:: Input material
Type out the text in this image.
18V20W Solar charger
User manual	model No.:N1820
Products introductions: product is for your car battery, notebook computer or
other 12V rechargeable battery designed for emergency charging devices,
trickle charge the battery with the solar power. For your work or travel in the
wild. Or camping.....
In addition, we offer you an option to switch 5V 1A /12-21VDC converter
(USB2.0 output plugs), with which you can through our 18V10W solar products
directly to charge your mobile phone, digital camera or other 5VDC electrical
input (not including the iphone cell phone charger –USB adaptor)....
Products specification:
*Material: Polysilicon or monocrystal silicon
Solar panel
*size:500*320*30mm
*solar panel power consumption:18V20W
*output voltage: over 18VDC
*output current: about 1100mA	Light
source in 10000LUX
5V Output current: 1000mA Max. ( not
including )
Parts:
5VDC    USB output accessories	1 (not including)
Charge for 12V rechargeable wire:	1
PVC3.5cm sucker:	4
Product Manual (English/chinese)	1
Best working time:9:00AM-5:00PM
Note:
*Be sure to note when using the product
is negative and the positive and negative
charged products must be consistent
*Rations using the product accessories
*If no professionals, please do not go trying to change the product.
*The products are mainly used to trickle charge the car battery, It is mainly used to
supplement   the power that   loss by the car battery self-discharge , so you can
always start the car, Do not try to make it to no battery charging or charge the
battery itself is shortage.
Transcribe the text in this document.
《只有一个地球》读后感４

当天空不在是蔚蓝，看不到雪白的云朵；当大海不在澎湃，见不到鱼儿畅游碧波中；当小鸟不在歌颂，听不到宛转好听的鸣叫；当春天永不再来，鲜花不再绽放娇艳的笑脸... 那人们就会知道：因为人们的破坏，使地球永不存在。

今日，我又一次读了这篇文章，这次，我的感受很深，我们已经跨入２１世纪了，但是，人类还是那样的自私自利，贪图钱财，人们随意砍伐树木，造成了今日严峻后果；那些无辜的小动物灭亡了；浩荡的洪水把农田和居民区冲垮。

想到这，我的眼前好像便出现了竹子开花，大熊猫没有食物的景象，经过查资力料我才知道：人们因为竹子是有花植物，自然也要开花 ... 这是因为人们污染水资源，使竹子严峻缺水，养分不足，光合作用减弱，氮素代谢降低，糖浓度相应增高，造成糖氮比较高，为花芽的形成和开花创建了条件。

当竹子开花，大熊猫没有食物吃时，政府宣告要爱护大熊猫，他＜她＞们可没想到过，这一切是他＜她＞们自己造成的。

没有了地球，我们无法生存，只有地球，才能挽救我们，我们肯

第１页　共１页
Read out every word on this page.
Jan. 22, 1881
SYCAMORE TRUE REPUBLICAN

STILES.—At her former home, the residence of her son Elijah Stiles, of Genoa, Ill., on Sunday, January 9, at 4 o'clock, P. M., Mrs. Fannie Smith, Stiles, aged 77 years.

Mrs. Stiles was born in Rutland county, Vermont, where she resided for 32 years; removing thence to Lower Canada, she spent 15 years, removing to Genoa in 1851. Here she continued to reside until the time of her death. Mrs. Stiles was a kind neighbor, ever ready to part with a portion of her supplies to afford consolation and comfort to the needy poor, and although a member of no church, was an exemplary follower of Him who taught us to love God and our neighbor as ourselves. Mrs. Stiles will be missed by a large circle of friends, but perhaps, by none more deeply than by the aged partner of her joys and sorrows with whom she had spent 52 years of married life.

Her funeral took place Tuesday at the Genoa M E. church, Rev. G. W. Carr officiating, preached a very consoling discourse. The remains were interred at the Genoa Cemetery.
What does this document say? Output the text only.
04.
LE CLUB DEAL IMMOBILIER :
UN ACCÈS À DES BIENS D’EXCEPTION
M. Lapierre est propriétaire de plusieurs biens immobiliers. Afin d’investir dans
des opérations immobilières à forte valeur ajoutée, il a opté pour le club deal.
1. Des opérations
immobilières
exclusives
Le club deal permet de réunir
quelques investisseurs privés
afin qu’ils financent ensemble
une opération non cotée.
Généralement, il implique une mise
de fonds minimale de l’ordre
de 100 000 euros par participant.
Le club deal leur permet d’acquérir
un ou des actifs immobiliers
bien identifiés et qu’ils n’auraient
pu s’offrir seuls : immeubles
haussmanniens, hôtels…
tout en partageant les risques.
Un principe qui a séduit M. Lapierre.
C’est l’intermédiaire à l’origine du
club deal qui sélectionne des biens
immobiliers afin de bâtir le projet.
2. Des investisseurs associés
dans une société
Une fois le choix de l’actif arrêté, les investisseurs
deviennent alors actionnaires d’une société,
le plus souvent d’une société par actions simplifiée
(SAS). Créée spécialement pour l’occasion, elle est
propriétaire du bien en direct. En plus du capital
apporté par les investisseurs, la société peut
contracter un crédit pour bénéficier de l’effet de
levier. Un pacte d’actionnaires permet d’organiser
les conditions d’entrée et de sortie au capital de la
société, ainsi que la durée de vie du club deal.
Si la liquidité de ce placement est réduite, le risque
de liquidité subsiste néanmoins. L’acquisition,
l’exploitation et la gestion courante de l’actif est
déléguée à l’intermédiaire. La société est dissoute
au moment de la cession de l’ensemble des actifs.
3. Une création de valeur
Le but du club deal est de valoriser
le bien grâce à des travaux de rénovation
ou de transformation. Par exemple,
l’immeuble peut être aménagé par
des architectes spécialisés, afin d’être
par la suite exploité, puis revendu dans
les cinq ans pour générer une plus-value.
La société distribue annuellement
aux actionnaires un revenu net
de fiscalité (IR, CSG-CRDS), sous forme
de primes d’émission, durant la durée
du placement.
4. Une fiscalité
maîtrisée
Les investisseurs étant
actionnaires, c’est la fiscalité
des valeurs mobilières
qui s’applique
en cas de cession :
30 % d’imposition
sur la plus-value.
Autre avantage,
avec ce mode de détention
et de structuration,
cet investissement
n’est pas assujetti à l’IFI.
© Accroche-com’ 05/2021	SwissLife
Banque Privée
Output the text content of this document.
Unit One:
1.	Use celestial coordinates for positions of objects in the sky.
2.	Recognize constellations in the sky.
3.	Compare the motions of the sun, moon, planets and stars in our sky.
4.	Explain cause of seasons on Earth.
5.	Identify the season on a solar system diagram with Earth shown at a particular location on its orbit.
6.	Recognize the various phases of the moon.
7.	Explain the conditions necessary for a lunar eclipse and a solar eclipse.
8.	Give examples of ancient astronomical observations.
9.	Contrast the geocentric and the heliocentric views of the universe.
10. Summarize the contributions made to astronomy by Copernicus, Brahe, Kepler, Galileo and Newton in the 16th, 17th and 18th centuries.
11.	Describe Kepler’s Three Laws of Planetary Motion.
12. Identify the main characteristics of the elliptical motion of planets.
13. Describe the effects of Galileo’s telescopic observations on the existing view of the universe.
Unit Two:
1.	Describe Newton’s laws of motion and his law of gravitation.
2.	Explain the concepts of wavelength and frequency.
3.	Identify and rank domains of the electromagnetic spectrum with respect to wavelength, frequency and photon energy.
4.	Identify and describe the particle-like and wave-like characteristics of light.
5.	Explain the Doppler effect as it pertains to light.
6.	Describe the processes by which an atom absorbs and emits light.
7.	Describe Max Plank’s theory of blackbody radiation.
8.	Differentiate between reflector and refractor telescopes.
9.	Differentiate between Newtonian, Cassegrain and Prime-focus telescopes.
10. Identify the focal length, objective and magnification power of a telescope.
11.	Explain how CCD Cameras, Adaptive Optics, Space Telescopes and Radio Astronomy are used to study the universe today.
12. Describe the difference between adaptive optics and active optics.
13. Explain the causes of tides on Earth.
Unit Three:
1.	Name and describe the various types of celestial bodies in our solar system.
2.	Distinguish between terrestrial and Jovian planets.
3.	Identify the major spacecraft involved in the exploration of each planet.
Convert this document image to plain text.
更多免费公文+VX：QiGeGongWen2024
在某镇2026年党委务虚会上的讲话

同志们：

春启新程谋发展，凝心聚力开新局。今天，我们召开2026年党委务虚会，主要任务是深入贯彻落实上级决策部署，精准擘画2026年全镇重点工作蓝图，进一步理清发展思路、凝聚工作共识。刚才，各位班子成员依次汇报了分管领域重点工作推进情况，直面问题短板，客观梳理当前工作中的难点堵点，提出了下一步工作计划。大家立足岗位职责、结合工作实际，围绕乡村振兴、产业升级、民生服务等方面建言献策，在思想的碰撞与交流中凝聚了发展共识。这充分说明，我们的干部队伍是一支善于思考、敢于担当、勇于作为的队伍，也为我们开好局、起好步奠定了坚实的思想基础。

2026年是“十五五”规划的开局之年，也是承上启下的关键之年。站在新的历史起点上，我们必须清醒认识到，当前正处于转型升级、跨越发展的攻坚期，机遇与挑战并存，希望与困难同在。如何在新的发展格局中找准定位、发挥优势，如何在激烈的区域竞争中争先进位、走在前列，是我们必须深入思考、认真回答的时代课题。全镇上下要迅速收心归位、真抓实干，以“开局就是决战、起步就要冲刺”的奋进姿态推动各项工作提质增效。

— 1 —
::::
▶ _The problem_: Using the material above, copy every line in which the string "investisseurs" occurs.

▶ _Task response_:
quelques investisseurs privés
2. Des investisseurs associés
Une fois le choix de l’actif arrêté, les investisseurs
apporté par les investisseurs, la société peut
Les investisseurs étant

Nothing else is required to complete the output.